Dataset rows:
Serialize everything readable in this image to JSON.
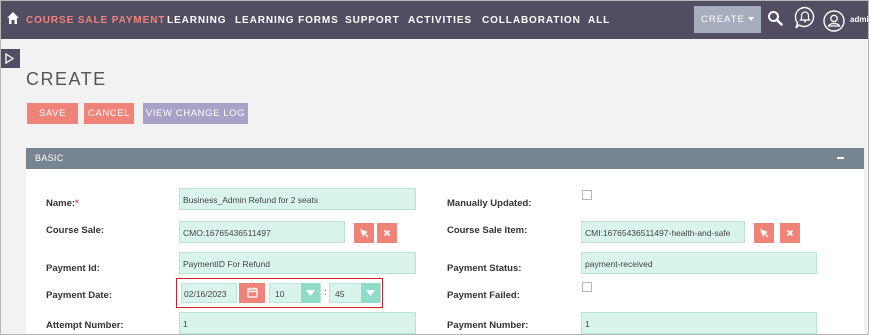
{
  "nav": {
    "items": [
      "COURSE SALE PAYMENT",
      "LEARNING",
      "LEARNING FORMS",
      "SUPPORT",
      "ACTIVITIES",
      "COLLABORATION",
      "ALL"
    ],
    "create_label": "CREATE",
    "user_label": "admi",
    "active_color": "#f08377",
    "bar_color": "#534d64"
  },
  "page": {
    "title": "CREATE",
    "buttons": {
      "save": "SAVE",
      "cancel": "CANCEL",
      "view_log": "VIEW CHANGE LOG"
    }
  },
  "panel": {
    "title": "BASIC",
    "fields": {
      "name": {
        "label": "Name:",
        "required": "*",
        "value": "Business_Admin Refund for 2 seats"
      },
      "manually_updated": {
        "label": "Manually Updated:",
        "checked": false
      },
      "course_sale": {
        "label": "Course Sale:",
        "value": "CMO:16765436511497"
      },
      "course_sale_item": {
        "label": "Course Sale Item:",
        "value": "CMI:16765436511497-health-and-safe"
      },
      "payment_id": {
        "label": "Payment Id:",
        "value": "PaymentID For Refund"
      },
      "payment_status": {
        "label": "Payment Status:",
        "value": "payment-received"
      },
      "payment_date": {
        "label": "Payment Date:",
        "date": "02/16/2023",
        "hour": "10",
        "separator": ":",
        "minute": "45"
      },
      "payment_failed": {
        "label": "Payment Failed:",
        "checked": false
      },
      "attempt_number": {
        "label": "Attempt Number:",
        "value": "1"
      },
      "payment_number": {
        "label": "Payment Number:",
        "value": "1"
      }
    }
  }
}
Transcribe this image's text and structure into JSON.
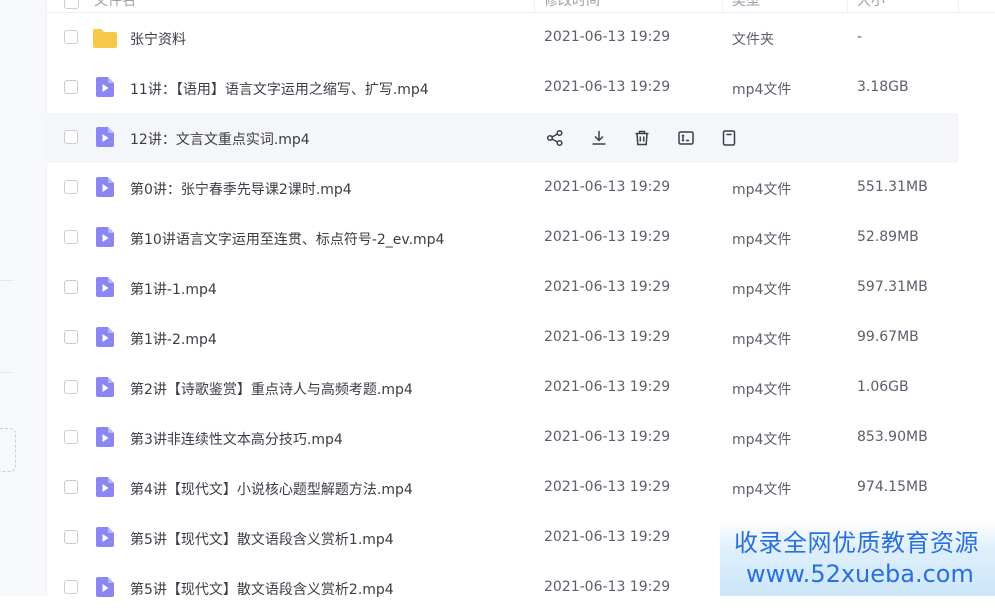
{
  "header": {
    "name_label": "文件名",
    "date_label": "修改时间",
    "type_label": "类型",
    "size_label": "大小"
  },
  "rows": [
    {
      "kind": "folder",
      "name": "张宁资料",
      "date": "2021-06-13 19:29",
      "type": "文件夹",
      "size": "-"
    },
    {
      "kind": "video",
      "name": "11讲：【语用】语言文字运用之缩写、扩写.mp4",
      "date": "2021-06-13 19:29",
      "type": "mp4文件",
      "size": "3.18GB"
    },
    {
      "kind": "video",
      "name": "12讲：文言文重点实词.mp4",
      "date": "",
      "type": "",
      "size": "",
      "hovered": true
    },
    {
      "kind": "video",
      "name": "第0讲：张宁春季先导课2课时.mp4",
      "date": "2021-06-13 19:29",
      "type": "mp4文件",
      "size": "551.31MB"
    },
    {
      "kind": "video",
      "name": "第10讲语言文字运用至连贯、标点符号-2_ev.mp4",
      "date": "2021-06-13 19:29",
      "type": "mp4文件",
      "size": "52.89MB"
    },
    {
      "kind": "video",
      "name": "第1讲-1.mp4",
      "date": "2021-06-13 19:29",
      "type": "mp4文件",
      "size": "597.31MB"
    },
    {
      "kind": "video",
      "name": "第1讲-2.mp4",
      "date": "2021-06-13 19:29",
      "type": "mp4文件",
      "size": "99.67MB"
    },
    {
      "kind": "video",
      "name": "第2讲【诗歌鉴赏】重点诗人与高频考题.mp4",
      "date": "2021-06-13 19:29",
      "type": "mp4文件",
      "size": "1.06GB"
    },
    {
      "kind": "video",
      "name": "第3讲非连续性文本高分技巧.mp4",
      "date": "2021-06-13 19:29",
      "type": "mp4文件",
      "size": "853.90MB"
    },
    {
      "kind": "video",
      "name": "第4讲【现代文】小说核心题型解题方法.mp4",
      "date": "2021-06-13 19:29",
      "type": "mp4文件",
      "size": "974.15MB"
    },
    {
      "kind": "video",
      "name": "第5讲【现代文】散文语段含义赏析1.mp4",
      "date": "2021-06-13 19:29",
      "type": "",
      "size": ""
    },
    {
      "kind": "video",
      "name": "第5讲【现代文】散文语段含义赏析2.mp4",
      "date": "2021-06-13 19:29",
      "type": "",
      "size": ""
    }
  ],
  "hover_actions": [
    "share-icon",
    "download-icon",
    "delete-icon",
    "rename-icon",
    "copy-icon"
  ],
  "watermark": {
    "line1": "收录全网优质教育资源",
    "line2": "www.52xueba.com"
  },
  "colors": {
    "folder": "#f7c948",
    "video": "#8b86f2",
    "accent": "#2a6fdc"
  }
}
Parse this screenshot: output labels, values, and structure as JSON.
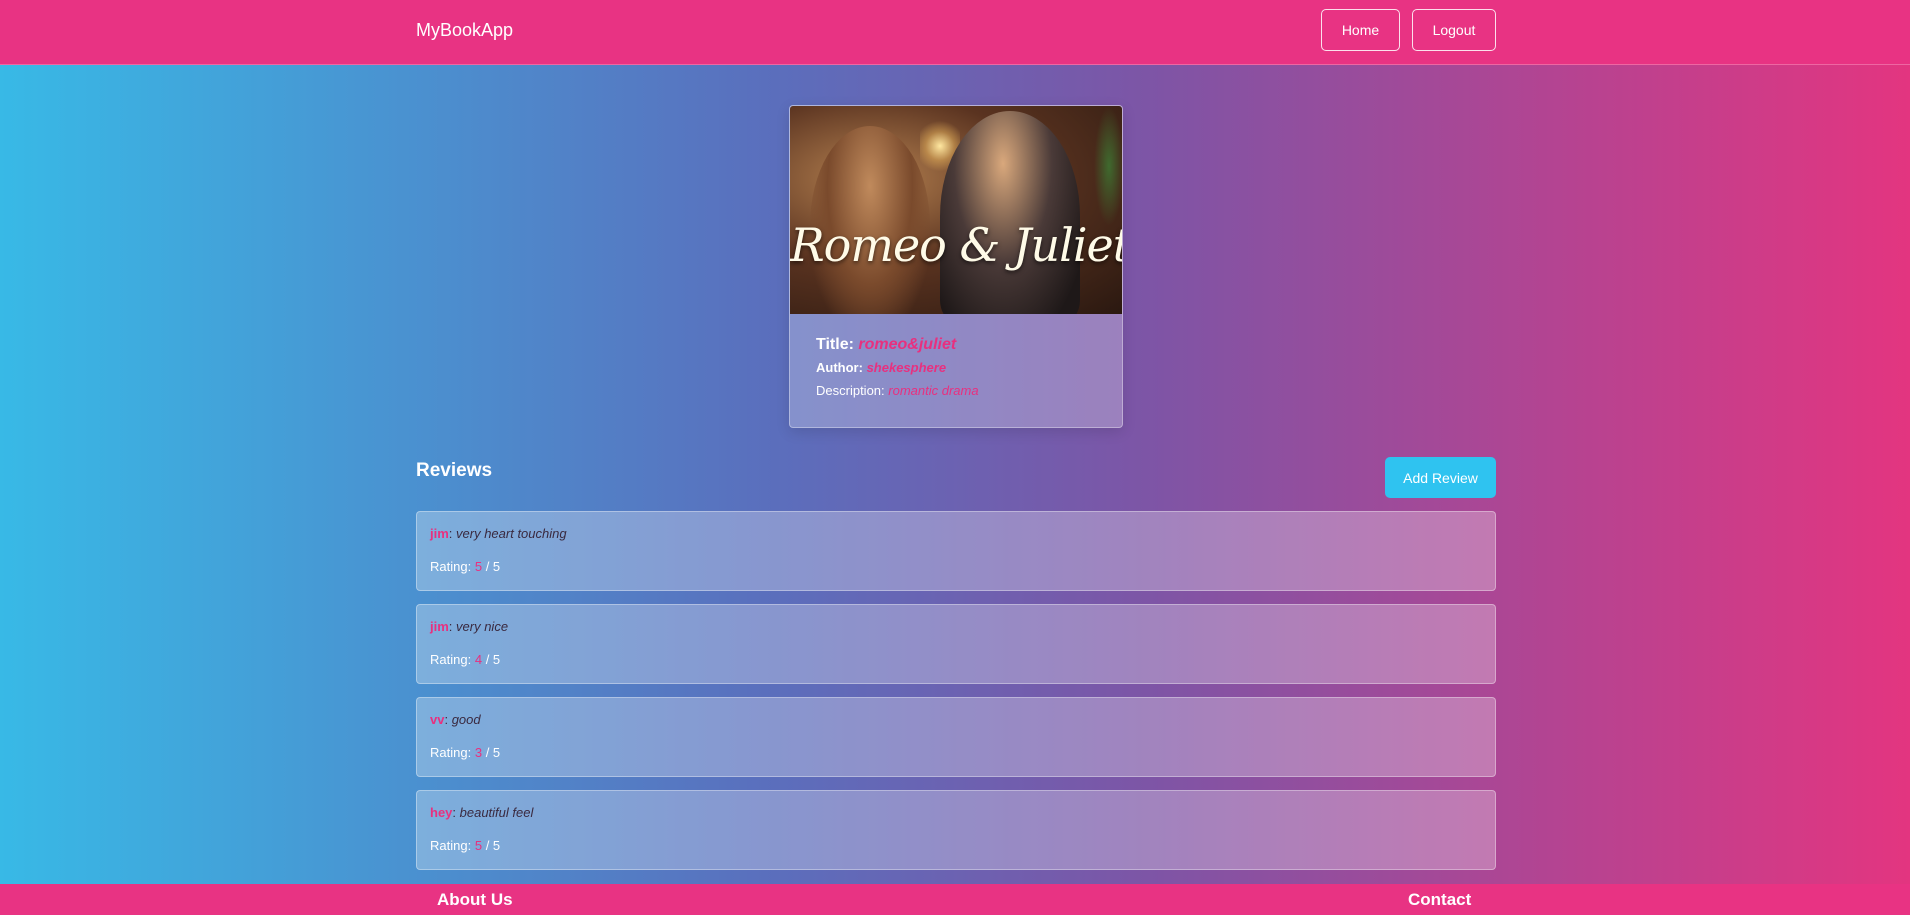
{
  "navbar": {
    "brand": "MyBookApp",
    "home_label": "Home",
    "logout_label": "Logout"
  },
  "book": {
    "cover_text": "Romeo & Juliet",
    "title_label": "Title:",
    "title": "romeo&juliet",
    "author_label": "Author:",
    "author": "shekesphere",
    "description_label": "Description:",
    "description": "romantic drama"
  },
  "reviews": {
    "heading": "Reviews",
    "add_label": "Add Review",
    "rating_label": "Rating:",
    "rating_max": "/ 5",
    "items": [
      {
        "user": "jim",
        "comment": "very heart touching",
        "rating": "5"
      },
      {
        "user": "jim",
        "comment": "very nice",
        "rating": "4"
      },
      {
        "user": "vv",
        "comment": "good",
        "rating": "3"
      },
      {
        "user": "hey",
        "comment": "beautiful feel",
        "rating": "5"
      }
    ]
  },
  "footer": {
    "about": "About Us",
    "contact": "Contact"
  },
  "colors": {
    "brand_pink": "#e83383",
    "accent_cyan": "#2fc3f0"
  }
}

• Exercise instructions:
Find every line in the records that contains the word "icon"; copy those lines.

• Exercise result:
    "share-icon",
    "download-icon",
    "delete-icon",
    "rename-icon",
    "copy-icon"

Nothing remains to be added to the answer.